§ **TO DO**
Reproduce exactly the lines from the one containing "Read out every word on this page." through the last line of the records below, both included, and nothing else.

§ **RECORDS SHOWN**
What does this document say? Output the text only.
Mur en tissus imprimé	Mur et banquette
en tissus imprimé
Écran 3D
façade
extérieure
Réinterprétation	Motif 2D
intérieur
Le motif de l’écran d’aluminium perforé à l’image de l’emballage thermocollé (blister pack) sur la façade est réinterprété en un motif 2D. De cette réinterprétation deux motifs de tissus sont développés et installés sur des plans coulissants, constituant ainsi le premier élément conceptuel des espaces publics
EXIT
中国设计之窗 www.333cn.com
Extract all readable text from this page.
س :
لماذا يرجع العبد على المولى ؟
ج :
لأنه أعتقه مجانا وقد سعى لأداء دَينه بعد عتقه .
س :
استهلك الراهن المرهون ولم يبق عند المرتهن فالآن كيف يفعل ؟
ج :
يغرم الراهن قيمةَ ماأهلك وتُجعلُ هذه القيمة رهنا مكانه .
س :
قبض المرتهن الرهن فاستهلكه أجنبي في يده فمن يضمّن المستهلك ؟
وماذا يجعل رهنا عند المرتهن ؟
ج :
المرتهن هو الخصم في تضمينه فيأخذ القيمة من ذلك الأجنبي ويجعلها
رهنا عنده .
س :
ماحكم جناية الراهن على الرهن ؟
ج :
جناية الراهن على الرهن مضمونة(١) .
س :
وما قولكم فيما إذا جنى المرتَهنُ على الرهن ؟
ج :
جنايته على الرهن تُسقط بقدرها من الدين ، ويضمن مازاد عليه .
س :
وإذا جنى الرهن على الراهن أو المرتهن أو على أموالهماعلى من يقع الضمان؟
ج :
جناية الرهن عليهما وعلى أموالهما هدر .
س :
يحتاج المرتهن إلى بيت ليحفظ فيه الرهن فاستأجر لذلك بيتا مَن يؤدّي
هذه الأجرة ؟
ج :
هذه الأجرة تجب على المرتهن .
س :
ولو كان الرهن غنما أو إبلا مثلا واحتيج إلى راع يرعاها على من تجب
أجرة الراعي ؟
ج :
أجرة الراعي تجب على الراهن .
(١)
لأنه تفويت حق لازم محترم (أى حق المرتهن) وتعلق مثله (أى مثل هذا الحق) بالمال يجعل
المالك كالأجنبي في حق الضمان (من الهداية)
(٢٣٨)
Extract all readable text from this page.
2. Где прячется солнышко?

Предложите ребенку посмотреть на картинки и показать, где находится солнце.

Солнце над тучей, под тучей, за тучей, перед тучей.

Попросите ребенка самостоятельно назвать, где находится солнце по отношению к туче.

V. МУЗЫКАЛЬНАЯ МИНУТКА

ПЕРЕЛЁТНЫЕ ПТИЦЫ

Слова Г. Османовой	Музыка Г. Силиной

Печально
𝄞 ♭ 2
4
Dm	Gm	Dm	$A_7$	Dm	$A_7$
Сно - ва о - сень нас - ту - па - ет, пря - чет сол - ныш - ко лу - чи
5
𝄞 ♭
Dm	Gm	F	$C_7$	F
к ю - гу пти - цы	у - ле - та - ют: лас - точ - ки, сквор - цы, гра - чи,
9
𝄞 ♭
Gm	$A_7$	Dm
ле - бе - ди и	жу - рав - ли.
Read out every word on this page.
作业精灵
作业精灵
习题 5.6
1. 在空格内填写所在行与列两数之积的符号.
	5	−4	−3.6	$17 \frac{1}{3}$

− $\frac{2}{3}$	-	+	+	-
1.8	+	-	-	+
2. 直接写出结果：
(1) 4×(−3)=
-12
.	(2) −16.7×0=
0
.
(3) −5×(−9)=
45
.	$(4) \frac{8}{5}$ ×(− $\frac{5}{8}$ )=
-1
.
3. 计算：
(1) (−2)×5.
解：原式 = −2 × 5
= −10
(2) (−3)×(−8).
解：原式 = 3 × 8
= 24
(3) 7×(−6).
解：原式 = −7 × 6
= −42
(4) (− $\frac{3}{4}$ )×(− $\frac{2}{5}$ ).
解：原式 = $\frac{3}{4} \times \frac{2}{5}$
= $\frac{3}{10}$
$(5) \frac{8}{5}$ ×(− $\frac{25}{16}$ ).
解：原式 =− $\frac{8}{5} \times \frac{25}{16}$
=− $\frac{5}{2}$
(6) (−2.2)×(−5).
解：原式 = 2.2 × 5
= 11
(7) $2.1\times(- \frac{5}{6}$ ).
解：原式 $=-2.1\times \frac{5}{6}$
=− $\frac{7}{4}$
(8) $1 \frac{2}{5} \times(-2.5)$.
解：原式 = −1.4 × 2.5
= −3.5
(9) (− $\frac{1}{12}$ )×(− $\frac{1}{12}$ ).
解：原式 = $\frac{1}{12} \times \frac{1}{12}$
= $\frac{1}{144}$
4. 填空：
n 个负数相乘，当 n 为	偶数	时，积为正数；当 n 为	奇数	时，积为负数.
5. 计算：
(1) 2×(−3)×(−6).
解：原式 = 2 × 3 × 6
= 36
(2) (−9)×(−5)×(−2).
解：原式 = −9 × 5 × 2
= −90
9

§ **OUTPUT BELOW**
Read out every word on this page.
作业精灵
作业精灵
习题 5.6
1. 在空格内填写所在行与列两数之积的符号.
	5	−4	−3.6	$17 \frac{1}{3}$

− $\frac{2}{3}$	-	+	+	-
1.8	+	-	-	+
2. 直接写出结果：
(1) 4×(−3)=
-12
.	(2) −16.7×0=
0
.
(3) −5×(−9)=
45
.	$(4) \frac{8}{5}$ ×(− $\frac{5}{8}$ )=
-1
.
3. 计算：
(1) (−2)×5.
解：原式 = −2 × 5
= −10
(2) (−3)×(−8).
解：原式 = 3 × 8
= 24
(3) 7×(−6).
解：原式 = −7 × 6
= −42
(4) (− $\frac{3}{4}$ )×(− $\frac{2}{5}$ ).
解：原式 = $\frac{3}{4} \times \frac{2}{5}$
= $\frac{3}{10}$
$(5) \frac{8}{5}$ ×(− $\frac{25}{16}$ ).
解：原式 =− $\frac{8}{5} \times \frac{25}{16}$
=− $\frac{5}{2}$
(6) (−2.2)×(−5).
解：原式 = 2.2 × 5
= 11
(7) $2.1\times(- \frac{5}{6}$ ).
解：原式 $=-2.1\times \frac{5}{6}$
=− $\frac{7}{4}$
(8) $1 \frac{2}{5} \times(-2.5)$.
解：原式 = −1.4 × 2.5
= −3.5
(9) (− $\frac{1}{12}$ )×(− $\frac{1}{12}$ ).
解：原式 = $\frac{1}{12} \times \frac{1}{12}$
= $\frac{1}{144}$
4. 填空：
n 个负数相乘，当 n 为	偶数	时，积为正数；当 n 为	奇数	时，积为负数.
5. 计算：
(1) 2×(−3)×(−6).
解：原式 = 2 × 3 × 6
= 36
(2) (−9)×(−5)×(−2).
解：原式 = −9 × 5 × 2
= −90
9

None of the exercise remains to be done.